### ENTRIES SUPPLIED ###

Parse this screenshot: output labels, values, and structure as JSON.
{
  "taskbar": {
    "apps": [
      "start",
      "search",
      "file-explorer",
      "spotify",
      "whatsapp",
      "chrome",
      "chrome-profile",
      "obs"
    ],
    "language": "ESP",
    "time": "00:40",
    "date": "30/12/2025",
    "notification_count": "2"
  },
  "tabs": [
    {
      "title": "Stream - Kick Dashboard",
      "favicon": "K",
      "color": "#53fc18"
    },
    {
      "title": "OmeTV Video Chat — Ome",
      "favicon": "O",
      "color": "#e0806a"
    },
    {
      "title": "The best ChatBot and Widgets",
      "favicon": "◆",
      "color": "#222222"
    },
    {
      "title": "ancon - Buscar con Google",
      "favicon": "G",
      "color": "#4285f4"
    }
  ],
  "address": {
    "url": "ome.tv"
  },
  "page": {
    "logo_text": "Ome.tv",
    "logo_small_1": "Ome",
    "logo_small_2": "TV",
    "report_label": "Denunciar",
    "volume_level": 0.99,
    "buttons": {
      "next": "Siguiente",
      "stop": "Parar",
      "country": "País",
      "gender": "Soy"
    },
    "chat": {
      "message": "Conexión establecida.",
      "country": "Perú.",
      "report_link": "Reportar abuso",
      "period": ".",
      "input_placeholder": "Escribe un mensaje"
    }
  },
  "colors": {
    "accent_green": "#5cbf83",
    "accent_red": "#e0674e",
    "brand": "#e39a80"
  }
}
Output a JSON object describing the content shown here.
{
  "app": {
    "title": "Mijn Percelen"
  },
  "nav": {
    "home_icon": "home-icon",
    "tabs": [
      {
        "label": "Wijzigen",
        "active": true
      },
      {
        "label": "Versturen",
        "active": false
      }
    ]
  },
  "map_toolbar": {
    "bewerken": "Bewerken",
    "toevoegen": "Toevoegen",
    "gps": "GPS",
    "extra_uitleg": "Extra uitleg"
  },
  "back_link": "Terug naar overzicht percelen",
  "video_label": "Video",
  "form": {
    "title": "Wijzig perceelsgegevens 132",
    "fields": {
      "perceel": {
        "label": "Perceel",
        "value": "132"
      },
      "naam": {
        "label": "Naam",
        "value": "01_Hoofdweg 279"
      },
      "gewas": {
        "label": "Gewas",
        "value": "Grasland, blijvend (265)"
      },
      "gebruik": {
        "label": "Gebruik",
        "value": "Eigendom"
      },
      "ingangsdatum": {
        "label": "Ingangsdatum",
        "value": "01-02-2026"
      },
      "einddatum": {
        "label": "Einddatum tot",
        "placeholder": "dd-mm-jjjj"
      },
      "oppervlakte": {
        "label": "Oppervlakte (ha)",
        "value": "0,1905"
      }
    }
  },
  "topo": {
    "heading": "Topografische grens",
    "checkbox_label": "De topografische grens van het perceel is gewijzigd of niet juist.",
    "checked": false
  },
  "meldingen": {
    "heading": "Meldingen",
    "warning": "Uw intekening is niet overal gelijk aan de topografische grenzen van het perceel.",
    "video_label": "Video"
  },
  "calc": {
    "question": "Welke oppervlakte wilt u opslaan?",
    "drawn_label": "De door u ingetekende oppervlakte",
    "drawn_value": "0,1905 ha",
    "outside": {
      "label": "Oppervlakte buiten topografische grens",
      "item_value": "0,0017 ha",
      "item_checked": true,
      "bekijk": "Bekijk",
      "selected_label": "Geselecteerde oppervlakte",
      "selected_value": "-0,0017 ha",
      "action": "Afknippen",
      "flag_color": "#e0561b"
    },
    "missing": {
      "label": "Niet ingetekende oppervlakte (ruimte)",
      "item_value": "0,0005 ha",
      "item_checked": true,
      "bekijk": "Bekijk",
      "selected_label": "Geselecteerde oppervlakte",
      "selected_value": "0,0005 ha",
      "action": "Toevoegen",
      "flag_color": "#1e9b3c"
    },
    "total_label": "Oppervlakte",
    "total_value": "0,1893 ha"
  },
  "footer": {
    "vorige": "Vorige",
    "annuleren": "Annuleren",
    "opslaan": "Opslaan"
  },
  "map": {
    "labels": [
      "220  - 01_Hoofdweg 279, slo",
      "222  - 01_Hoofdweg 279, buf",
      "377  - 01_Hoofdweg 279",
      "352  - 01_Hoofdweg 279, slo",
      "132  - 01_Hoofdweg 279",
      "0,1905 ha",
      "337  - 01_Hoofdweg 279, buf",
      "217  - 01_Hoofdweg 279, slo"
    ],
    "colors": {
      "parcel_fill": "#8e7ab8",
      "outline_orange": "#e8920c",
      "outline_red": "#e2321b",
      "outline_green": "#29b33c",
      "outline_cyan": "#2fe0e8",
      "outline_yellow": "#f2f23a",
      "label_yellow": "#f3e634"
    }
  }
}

###
### ENTRIES SUPPLIED ###

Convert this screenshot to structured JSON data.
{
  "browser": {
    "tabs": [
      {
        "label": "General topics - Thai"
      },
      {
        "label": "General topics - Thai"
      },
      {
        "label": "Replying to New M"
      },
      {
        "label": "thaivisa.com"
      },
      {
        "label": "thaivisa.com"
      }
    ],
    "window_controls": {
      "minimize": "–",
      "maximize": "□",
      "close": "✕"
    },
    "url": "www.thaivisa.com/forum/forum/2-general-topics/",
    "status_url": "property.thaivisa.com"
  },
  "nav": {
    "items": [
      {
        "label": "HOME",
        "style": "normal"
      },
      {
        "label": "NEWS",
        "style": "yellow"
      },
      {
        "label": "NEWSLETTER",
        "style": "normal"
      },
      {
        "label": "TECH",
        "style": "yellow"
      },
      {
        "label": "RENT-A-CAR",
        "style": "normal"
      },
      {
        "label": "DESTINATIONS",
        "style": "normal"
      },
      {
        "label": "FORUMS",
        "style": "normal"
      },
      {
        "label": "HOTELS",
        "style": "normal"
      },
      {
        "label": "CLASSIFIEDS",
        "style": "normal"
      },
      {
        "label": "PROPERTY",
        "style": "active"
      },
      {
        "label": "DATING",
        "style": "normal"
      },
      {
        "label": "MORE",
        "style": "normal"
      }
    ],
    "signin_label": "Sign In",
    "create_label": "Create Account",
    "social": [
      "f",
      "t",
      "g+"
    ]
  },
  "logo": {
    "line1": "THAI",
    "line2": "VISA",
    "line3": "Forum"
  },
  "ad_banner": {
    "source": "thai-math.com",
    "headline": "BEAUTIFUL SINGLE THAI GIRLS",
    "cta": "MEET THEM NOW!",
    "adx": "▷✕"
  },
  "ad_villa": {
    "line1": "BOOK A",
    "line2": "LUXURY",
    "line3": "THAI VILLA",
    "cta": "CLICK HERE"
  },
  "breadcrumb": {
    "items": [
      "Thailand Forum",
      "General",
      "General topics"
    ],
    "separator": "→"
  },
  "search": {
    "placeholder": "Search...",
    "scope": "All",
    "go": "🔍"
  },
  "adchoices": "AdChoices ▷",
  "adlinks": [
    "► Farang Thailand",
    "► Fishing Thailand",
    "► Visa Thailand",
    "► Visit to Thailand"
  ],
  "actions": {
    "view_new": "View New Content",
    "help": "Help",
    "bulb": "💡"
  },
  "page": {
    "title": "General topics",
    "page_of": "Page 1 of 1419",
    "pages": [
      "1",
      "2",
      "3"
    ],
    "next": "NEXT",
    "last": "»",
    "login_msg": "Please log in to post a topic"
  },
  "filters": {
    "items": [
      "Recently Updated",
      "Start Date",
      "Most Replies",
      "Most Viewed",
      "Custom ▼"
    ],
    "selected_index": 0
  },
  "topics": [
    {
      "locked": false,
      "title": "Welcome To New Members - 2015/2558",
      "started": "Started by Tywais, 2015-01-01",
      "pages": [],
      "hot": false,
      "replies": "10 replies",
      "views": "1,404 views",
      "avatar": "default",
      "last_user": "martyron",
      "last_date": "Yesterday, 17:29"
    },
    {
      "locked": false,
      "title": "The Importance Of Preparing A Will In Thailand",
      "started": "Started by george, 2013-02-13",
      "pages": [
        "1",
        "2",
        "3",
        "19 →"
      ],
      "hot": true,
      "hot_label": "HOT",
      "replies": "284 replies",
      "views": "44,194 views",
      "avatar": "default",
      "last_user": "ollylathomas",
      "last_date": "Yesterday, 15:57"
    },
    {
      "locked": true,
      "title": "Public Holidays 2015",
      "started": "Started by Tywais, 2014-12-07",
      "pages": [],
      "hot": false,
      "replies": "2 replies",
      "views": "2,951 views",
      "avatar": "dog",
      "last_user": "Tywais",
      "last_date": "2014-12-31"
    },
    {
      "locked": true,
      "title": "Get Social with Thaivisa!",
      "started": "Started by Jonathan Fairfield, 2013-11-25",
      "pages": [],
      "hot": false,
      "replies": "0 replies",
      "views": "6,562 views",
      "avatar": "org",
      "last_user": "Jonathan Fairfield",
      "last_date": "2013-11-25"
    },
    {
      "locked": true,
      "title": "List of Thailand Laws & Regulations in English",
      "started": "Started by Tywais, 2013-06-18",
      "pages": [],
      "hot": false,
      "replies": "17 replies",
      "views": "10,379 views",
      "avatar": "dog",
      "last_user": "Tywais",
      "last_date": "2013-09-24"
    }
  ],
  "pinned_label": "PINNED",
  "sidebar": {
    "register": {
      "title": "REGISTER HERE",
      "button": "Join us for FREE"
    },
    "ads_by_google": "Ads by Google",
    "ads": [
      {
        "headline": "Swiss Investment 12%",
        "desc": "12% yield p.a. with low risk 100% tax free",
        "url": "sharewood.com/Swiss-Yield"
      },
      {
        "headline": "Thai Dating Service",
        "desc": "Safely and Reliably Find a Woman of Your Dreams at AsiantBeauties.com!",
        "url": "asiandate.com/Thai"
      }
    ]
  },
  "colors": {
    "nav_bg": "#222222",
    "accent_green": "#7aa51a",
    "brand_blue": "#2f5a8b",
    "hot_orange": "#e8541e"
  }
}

###
### ENTRIES SUPPLIED ###

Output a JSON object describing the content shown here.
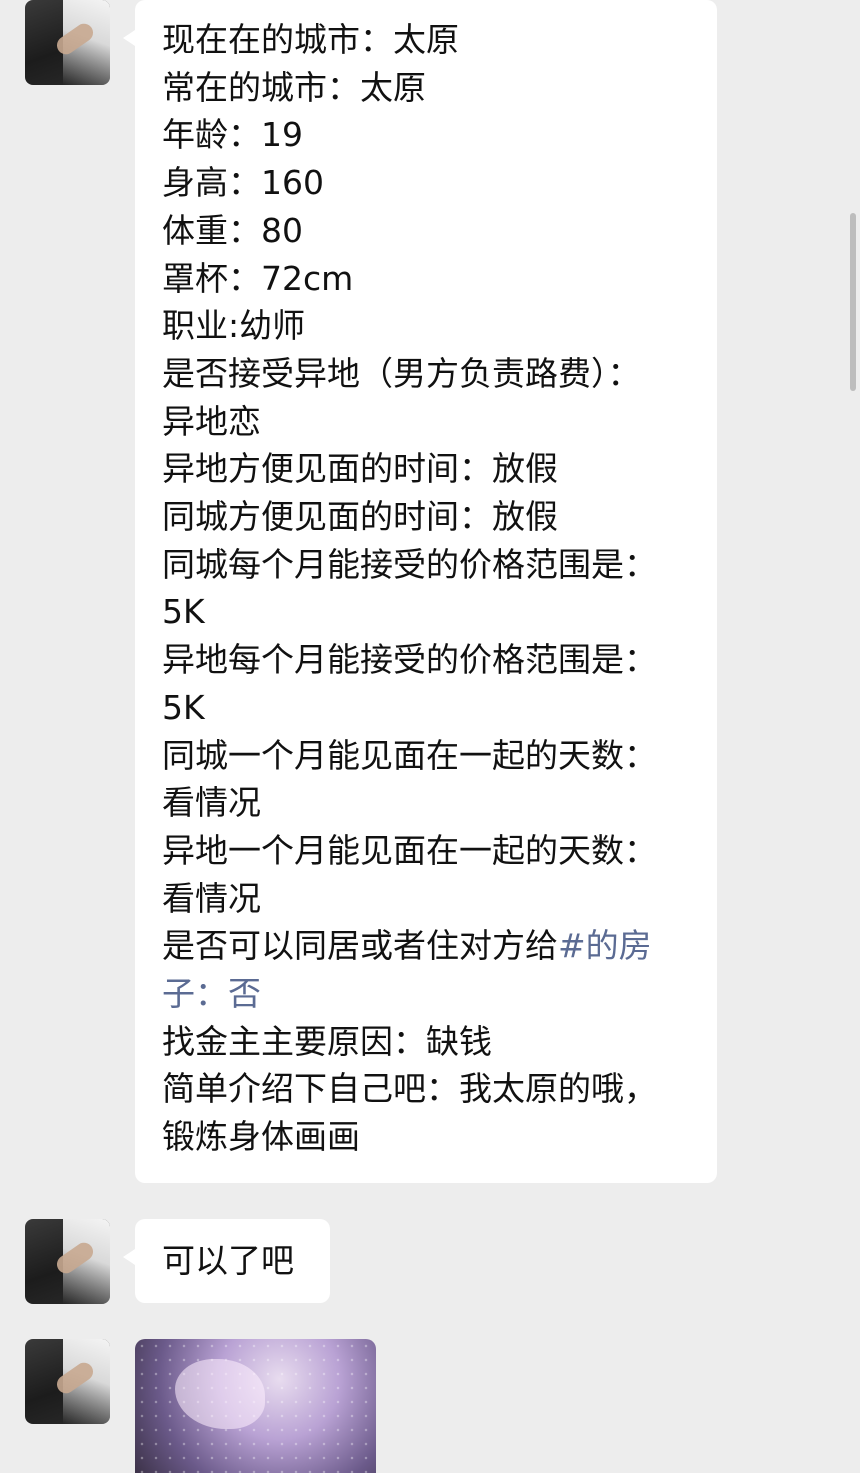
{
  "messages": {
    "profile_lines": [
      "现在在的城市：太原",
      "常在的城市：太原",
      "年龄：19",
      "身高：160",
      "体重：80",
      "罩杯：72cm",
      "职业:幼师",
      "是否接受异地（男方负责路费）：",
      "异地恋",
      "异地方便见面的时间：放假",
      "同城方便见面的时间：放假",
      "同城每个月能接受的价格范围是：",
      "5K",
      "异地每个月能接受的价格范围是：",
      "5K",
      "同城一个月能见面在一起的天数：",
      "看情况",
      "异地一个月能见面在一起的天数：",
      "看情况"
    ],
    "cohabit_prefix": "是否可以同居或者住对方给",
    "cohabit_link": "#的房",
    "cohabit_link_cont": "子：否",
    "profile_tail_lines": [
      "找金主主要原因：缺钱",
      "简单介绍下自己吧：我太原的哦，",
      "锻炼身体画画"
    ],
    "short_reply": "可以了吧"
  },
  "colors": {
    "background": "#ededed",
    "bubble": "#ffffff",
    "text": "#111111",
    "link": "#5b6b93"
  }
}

###

_REQUIRED WORK_:
Note how many lines in the listing above hold the string "active", then give only that figure.

_ANSWER FOR THIS EXERCISE_:
3